>> Begin Excerpted text
What is life insurance? The goal of a life insurance is to provide a financial security for your family or anyone who is dependent on you after you die. If you have a life insurance and if you die today, someone who you have named will get the benefits that are in your life insurance policy. To get these benefits, you have to pay a certain amount each month to your life insurance company. This is the most generalized and blunt definition of life insurance.
Life insurance as an investment product is gaining popularity among Sri Lanka. It’s not just about getting insurance so that once you die, your family or someone you name will be benefitted. Most use it also as an investment for the future. So how can a life insurance become an investment? We are planning to do a post on everything you need to know about life insurance in Sri Lanka. Till then, if you’re keen to learn more, you can always speak to a life insurance company. We are currently working on with a preferred Life Insurance company that we can recommend for you. So heads up!
Gold is a physical store of wealth. One can simply purchase gold and hold it for a time until the price increases. Then you can sell it for a higher amount. Most people believe in gold because it has preserved wealth for generations. To understand investing in gold, you need to dig deep into the history of gold. But since you don’t have time, let me give you a quick example.
Imagine you had Rs.100,000 in 1980 and you kept it till 2018. Probably in 2018, you can’t afford everything you could have bought for Rs. 100,000 in 1980. Why? The reason is inflation. That’s why your parents say things like “a loaf of bread was 5 cents back then.” You may find this to be absurd but that’s how money works. Value of money is decreasing over time.
Now imagine you are in 1980 and you had a gold coin. If you have kept it till 2018, the value of the coin could be the same or most likely higher. That’s the benefit of gold. Usually, the value doesn’t decrease over time. (This doesn’t mean that the value of gold is always constant. There are situations where it plummets too.)
There are different ways that you can invest in gold and other physical material that stores wealth. We will do a long post on everything you should know about gold investing in Sri Lanka in the future.
>> End Excerpted text
>> Begin Material provided
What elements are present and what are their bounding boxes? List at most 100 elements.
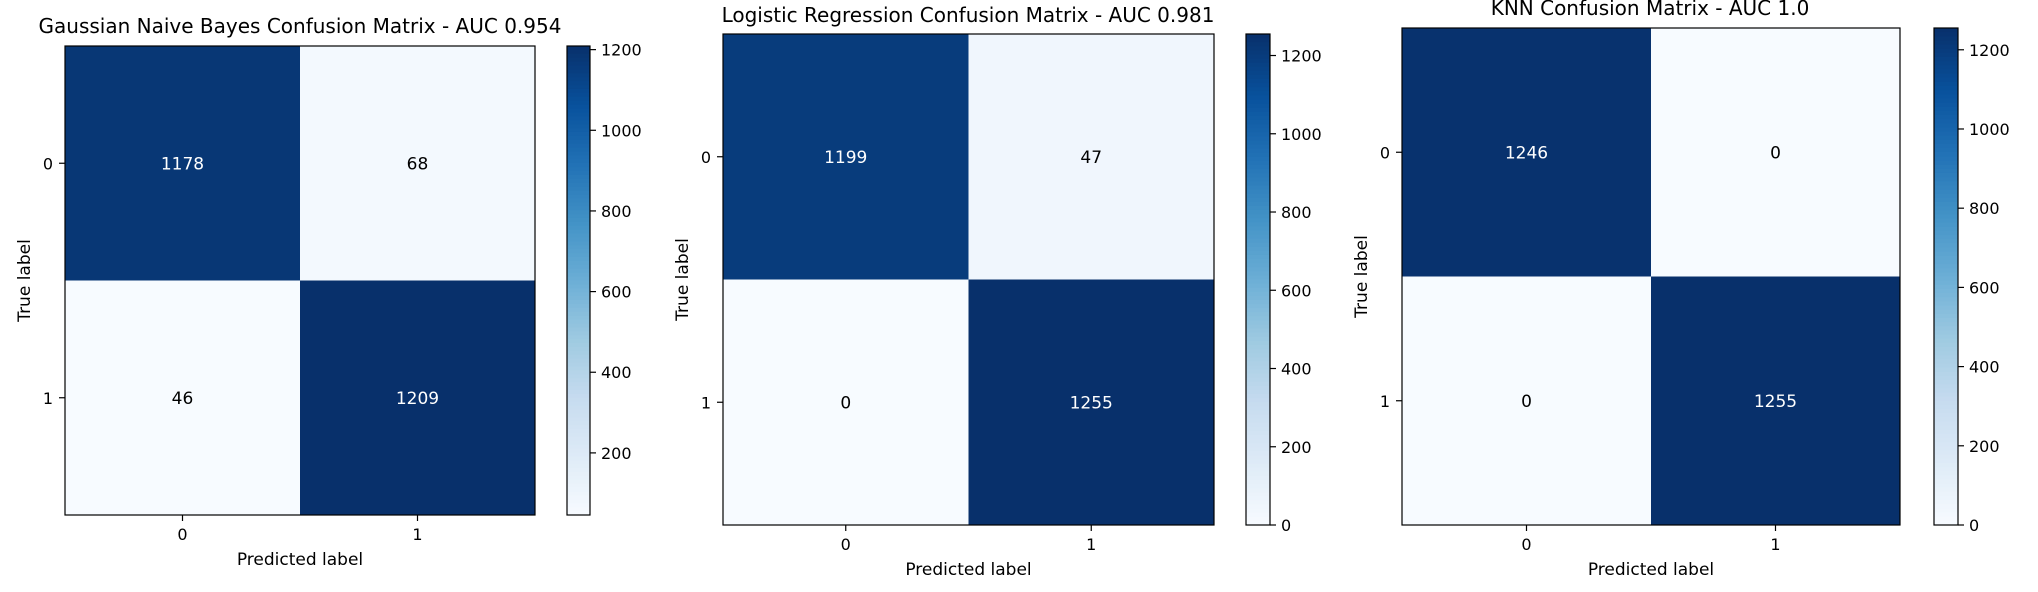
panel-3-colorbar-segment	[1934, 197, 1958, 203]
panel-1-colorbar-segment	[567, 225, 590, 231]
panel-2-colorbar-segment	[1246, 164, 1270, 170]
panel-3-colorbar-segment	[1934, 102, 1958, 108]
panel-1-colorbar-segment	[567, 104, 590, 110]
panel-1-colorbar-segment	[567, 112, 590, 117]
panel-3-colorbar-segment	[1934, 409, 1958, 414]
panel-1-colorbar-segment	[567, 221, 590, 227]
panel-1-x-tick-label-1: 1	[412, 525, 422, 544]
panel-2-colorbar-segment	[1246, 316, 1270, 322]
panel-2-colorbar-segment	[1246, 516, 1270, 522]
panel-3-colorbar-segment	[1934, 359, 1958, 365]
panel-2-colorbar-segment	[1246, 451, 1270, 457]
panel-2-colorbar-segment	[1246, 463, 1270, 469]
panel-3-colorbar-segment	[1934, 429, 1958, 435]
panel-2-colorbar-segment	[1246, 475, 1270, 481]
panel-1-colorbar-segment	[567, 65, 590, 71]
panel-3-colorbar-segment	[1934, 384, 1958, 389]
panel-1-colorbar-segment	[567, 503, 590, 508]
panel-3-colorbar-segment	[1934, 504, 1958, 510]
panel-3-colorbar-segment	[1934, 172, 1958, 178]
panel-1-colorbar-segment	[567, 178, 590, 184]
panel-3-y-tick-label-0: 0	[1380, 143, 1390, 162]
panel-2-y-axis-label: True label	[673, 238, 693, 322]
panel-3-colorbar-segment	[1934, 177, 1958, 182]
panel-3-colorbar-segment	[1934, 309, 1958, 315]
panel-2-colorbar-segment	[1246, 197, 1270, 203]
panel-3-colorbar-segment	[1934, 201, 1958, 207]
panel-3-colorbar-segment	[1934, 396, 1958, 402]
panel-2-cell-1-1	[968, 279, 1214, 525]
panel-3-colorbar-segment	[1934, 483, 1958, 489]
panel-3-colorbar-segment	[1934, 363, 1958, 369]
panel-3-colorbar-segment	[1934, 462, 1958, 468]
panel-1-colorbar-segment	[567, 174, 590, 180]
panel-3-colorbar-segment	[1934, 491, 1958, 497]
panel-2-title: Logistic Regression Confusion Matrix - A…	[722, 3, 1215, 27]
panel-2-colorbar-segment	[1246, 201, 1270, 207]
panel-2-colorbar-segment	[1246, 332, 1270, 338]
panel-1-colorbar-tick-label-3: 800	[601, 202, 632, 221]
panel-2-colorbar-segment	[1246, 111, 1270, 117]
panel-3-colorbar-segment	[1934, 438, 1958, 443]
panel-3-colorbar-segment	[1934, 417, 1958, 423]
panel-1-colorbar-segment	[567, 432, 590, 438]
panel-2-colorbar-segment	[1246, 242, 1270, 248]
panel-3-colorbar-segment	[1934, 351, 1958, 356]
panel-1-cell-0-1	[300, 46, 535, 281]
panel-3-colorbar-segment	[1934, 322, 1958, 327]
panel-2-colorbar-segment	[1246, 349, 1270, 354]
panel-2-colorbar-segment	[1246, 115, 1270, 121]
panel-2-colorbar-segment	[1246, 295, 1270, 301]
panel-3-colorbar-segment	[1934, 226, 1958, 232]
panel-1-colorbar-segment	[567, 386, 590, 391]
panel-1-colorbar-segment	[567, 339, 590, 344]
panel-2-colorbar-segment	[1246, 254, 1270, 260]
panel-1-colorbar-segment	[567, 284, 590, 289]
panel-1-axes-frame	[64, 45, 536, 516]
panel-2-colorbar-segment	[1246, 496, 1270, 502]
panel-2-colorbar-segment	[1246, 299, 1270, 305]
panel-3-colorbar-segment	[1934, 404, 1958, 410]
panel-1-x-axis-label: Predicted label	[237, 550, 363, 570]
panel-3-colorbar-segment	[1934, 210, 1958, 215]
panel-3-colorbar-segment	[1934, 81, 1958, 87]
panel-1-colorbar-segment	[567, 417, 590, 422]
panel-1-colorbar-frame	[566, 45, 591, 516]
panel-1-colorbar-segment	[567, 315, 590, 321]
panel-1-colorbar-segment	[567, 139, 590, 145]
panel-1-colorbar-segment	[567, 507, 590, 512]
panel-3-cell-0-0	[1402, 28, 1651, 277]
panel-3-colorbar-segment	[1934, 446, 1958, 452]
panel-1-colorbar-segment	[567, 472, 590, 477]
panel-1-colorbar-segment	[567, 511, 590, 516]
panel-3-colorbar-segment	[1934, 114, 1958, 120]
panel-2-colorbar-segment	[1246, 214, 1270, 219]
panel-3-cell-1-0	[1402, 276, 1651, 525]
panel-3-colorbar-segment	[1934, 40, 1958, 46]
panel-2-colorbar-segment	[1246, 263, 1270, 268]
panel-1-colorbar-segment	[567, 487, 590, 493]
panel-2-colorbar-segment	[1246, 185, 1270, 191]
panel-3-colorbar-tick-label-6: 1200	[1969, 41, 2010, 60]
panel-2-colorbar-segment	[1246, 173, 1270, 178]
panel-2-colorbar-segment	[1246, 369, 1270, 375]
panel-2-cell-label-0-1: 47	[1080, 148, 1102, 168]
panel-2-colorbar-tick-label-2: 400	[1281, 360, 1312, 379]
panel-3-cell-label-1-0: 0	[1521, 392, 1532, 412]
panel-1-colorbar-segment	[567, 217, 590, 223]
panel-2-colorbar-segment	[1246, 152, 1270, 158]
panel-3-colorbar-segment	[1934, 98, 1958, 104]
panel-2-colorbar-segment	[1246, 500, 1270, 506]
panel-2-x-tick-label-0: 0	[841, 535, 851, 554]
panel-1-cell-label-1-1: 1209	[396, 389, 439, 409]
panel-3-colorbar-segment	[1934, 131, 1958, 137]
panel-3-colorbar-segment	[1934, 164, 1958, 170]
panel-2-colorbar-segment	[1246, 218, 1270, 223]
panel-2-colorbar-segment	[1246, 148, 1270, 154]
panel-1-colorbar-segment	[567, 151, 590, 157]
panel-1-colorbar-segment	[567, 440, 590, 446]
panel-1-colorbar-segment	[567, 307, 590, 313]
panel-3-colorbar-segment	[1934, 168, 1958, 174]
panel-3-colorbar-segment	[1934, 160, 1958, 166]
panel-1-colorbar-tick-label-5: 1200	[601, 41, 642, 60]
>> End Material provided
>> Begin Material provided
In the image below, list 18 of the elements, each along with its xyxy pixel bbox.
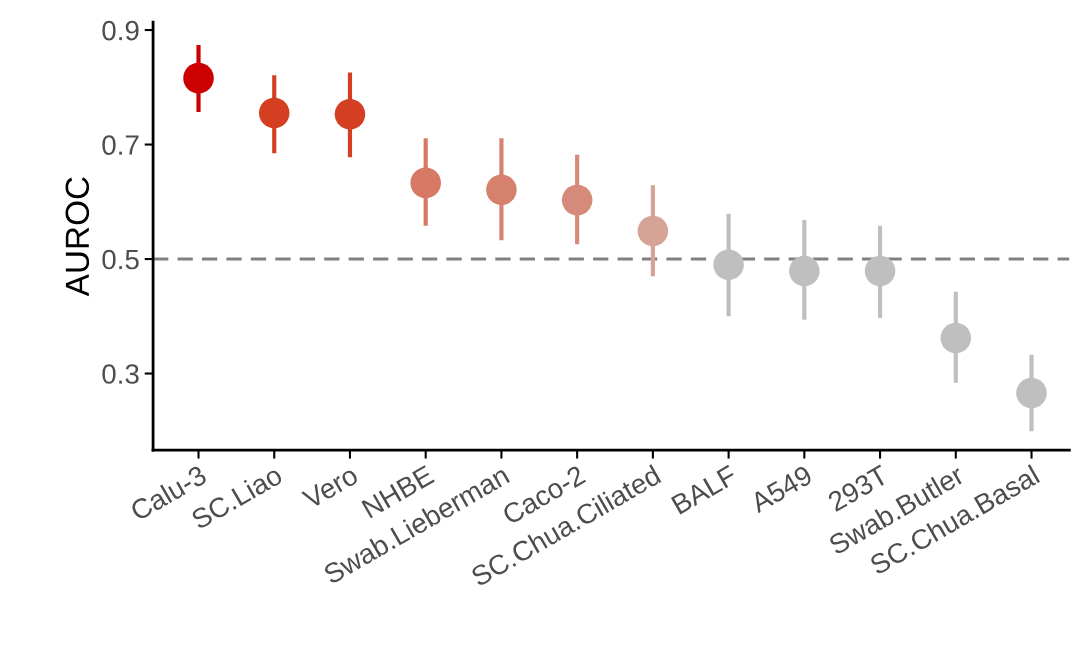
>> End Material provided
>> Begin Material provided
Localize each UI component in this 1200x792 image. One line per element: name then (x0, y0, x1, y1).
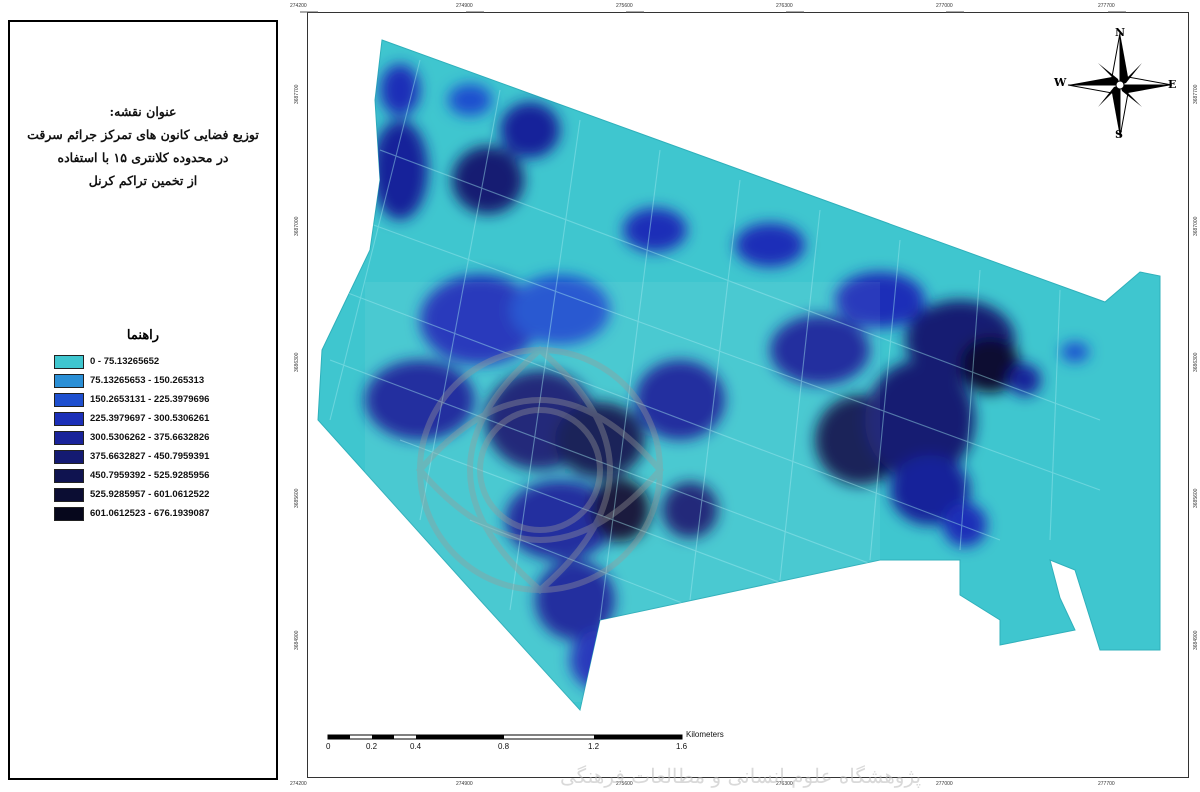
>> End Material provided
## Problems and tasks:
1) Answer these questions from the excerpted text, one line each:
(a) To whom must you pay a certain amount each month to get life insurance benefits?
(b) In which country is life insurance as an investment product gaining popularity?
(c) What reason is given for Rs.100,000 in 2018 not buying everything it could have bought in 1980?
2) Please reproduce the passage of the excerpted text that begins at the words "Now imagine you" and stops after the words "in the future.".

## Outputs:
1)
(a) Your life insurance company.
(b) Sri Lanka.
(c) Inflation.

2)
Now imagine you are in 1980 and you had a gold coin. If you have kept it till 2018, the value of the coin could be the same or most likely higher. That’s the benefit of gold. Usually, the value doesn’t decrease over time. (This doesn’t mean that the value of gold is always constant. There are situations where it plummets too.)
There are different ways that you can invest in gold and other physical material that stores wealth. We will do a long post on everything you should know about gold investing in Sri Lanka in the future.